THE REQUEST:
Please count the lines below that contain the word "text", and reply with that number alone.

## start ENTRIES SHOWN

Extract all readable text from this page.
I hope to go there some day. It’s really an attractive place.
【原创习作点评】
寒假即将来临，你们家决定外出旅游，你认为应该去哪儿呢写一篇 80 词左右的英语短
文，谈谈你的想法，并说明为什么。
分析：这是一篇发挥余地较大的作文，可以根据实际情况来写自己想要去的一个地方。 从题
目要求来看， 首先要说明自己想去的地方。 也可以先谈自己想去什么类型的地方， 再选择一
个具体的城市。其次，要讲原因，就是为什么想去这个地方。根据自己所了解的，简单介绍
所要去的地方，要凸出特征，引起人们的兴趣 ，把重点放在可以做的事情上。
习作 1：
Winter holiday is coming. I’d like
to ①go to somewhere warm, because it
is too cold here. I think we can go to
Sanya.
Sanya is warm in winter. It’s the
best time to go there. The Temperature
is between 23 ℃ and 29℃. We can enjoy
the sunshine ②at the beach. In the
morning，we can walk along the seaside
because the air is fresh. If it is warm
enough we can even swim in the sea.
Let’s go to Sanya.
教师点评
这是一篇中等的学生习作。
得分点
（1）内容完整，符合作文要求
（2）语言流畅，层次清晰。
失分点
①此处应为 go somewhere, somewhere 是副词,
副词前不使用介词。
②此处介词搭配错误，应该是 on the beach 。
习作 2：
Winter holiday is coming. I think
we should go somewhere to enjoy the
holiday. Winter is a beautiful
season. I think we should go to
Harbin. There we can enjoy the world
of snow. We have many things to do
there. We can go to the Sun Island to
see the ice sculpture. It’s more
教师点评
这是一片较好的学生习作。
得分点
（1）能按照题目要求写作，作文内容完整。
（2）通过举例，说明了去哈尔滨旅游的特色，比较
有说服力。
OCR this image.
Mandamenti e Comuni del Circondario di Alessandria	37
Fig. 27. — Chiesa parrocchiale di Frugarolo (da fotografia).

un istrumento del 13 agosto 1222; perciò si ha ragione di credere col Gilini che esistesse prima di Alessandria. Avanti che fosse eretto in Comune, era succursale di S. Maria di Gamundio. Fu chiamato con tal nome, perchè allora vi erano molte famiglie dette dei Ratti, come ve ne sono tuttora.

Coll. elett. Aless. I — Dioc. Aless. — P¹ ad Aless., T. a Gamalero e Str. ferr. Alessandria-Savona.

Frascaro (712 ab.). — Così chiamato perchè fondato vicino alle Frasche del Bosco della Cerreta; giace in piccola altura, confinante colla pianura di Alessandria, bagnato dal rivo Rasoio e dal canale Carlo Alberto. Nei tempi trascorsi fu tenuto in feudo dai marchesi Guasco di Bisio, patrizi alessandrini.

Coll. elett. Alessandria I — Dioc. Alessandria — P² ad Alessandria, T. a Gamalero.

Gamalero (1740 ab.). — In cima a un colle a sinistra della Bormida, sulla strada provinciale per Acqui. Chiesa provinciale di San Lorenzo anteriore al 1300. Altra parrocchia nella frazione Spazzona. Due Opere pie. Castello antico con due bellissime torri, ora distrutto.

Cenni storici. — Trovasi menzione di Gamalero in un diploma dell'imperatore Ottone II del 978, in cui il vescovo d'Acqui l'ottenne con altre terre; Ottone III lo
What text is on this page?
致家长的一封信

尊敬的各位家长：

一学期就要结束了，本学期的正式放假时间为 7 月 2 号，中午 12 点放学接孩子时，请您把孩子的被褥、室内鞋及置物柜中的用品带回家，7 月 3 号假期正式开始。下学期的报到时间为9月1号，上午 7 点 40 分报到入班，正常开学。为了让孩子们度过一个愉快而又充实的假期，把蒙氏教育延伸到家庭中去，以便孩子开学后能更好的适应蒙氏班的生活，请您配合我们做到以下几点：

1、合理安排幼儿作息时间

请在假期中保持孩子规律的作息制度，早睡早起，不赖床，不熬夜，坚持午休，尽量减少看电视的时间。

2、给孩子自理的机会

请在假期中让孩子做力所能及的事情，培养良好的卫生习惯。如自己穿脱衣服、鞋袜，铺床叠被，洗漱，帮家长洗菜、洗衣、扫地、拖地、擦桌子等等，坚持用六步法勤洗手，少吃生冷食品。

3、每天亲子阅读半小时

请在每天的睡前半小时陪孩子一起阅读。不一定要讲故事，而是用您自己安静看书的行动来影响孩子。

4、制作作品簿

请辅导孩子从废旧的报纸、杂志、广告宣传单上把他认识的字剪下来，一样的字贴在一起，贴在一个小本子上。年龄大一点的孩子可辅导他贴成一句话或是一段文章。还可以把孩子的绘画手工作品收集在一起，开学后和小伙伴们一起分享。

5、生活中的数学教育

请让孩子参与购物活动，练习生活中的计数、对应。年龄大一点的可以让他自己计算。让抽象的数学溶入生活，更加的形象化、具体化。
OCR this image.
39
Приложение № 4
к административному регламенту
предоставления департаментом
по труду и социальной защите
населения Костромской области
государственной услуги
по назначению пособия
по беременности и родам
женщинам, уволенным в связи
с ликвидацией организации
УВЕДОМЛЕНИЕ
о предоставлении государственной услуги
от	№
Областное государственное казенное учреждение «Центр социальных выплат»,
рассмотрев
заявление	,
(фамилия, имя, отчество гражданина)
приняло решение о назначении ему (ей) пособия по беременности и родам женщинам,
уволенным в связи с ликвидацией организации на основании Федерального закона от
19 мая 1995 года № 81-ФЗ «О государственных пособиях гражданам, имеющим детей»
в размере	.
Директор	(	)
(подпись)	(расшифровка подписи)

## end ENTRIES SHOWN

WRITTEN SOLUTION:
2